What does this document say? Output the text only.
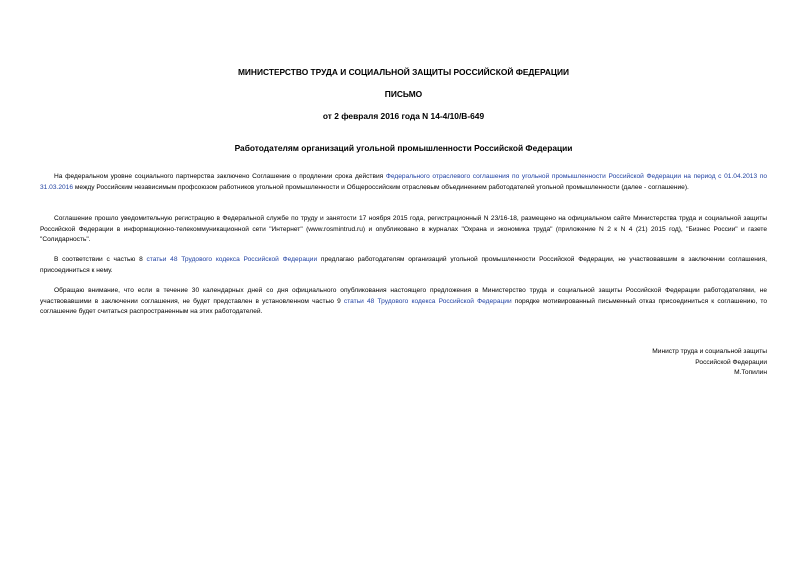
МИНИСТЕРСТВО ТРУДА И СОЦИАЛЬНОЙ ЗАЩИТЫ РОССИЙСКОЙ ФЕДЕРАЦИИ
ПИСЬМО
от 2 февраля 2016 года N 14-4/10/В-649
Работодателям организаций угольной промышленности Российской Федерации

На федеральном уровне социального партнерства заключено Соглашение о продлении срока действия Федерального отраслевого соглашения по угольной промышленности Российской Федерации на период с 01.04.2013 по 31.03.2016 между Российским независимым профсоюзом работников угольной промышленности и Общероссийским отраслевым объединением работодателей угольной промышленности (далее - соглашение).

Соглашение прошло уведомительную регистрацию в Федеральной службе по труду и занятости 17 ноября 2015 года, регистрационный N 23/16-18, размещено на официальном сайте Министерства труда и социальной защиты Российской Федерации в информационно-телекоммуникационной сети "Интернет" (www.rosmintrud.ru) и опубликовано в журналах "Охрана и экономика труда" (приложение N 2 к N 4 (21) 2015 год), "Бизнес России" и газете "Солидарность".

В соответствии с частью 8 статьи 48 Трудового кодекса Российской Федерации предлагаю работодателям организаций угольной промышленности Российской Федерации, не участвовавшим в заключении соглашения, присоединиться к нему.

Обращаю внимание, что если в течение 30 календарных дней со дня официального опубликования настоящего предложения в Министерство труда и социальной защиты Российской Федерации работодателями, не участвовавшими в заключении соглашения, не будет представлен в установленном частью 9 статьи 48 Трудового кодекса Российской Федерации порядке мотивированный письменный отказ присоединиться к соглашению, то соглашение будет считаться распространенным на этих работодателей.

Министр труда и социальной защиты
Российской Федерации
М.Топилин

--------------------------------------------------

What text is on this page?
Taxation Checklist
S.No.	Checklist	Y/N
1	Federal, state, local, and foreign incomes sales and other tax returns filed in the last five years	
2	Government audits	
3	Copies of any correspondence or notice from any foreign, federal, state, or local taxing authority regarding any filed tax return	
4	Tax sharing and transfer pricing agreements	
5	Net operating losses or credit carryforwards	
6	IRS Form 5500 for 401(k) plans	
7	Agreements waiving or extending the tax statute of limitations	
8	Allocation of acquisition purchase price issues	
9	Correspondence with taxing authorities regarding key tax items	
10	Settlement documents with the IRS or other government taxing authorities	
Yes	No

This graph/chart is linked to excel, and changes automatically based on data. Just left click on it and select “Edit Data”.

--------------------------------------------------

▸ Short exercise:
Return each line of the listing that holds the string "Checklist".

▸ Answer to this exercise:
Taxation Checklist
S.No.	Checklist	Y/N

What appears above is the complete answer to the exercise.